Extracted data entries
* BEGIN *
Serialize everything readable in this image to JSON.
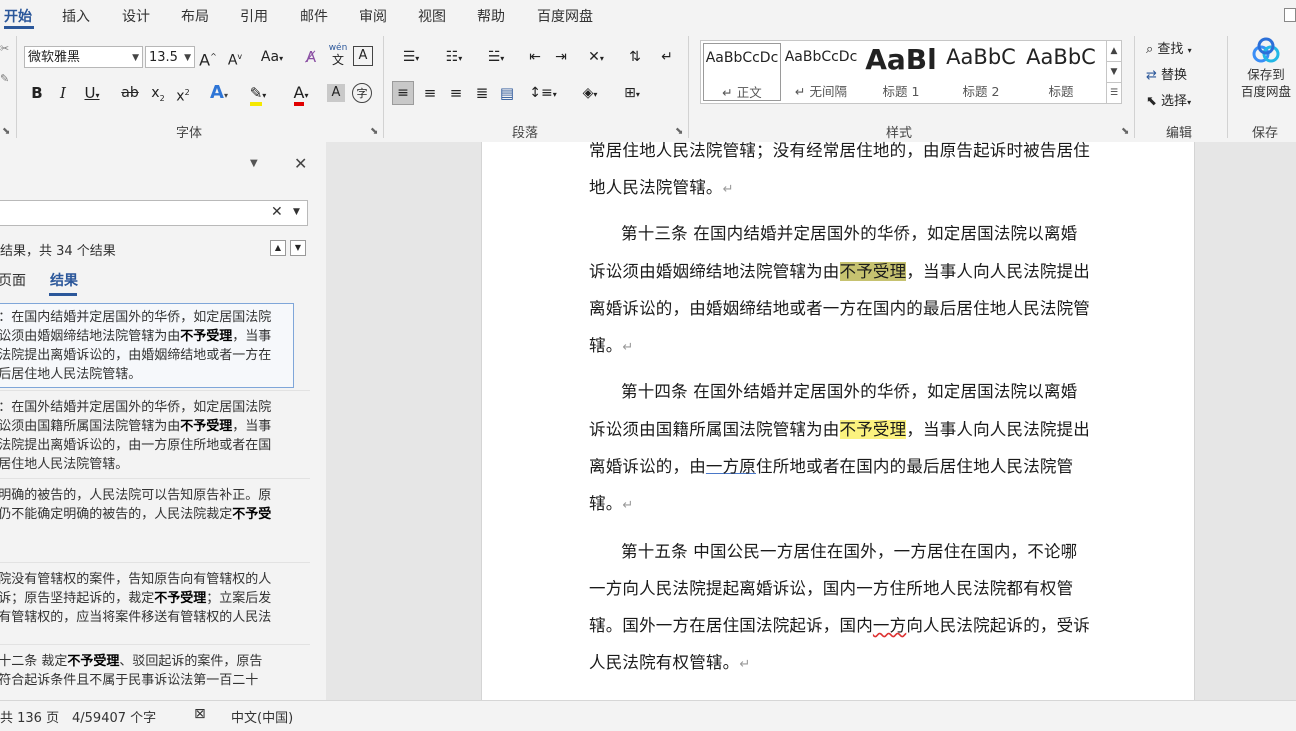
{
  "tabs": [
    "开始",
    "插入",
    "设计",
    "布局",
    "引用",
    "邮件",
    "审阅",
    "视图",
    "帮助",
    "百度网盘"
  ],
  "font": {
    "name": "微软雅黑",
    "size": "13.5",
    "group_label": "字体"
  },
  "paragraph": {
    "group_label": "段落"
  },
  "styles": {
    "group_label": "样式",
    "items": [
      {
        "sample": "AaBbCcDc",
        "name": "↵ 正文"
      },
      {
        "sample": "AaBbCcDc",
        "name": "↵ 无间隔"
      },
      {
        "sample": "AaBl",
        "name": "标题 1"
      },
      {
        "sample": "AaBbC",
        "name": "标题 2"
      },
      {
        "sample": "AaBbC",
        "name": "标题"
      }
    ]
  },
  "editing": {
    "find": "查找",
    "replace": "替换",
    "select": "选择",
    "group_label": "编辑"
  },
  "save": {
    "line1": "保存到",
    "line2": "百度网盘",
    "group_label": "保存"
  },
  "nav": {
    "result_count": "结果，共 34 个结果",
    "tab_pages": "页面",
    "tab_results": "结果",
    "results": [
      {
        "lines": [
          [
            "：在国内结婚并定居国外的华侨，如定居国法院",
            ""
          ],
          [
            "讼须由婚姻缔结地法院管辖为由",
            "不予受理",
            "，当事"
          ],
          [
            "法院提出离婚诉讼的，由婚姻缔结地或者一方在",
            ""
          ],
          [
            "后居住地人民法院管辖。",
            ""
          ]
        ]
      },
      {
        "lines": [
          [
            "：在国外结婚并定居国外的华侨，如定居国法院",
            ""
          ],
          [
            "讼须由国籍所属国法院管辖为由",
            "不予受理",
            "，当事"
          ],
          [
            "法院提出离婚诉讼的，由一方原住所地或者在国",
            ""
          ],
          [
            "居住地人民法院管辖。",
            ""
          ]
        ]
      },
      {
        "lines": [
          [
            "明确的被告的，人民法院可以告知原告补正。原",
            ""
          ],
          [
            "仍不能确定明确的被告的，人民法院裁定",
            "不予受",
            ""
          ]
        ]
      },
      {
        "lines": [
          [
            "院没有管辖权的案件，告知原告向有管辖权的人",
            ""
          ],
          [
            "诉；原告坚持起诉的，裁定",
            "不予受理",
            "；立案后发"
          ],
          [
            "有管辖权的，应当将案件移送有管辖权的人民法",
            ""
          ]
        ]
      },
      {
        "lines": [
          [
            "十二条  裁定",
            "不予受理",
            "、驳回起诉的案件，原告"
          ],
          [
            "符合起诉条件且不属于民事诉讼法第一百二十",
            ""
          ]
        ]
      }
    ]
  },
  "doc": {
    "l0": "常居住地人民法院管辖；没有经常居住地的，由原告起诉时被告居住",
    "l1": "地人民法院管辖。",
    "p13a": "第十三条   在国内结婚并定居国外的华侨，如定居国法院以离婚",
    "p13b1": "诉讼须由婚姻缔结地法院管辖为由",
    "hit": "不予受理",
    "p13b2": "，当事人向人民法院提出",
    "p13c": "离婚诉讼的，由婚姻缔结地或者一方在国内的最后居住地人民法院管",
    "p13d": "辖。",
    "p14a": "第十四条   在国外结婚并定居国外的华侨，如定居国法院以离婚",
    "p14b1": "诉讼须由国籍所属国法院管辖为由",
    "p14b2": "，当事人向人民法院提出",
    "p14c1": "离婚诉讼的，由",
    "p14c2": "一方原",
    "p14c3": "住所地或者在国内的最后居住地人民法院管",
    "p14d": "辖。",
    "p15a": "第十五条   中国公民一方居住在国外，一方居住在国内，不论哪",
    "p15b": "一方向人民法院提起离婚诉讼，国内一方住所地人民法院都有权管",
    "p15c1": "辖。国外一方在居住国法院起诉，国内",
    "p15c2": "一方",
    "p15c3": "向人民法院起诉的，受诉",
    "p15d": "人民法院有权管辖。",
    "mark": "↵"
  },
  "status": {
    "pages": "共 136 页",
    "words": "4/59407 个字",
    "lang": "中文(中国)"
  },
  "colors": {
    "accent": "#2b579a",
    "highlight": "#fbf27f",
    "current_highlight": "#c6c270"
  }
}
* END *
● **Problem description**: Every line holding "name" should be copied out.

● **Solution for this task**:
    "name": "微软雅黑",
        "name": "↵ 正文"
        "name": "↵ 无间隔"
        "name": "标题 1"
        "name": "标题 2"
        "name": "标题"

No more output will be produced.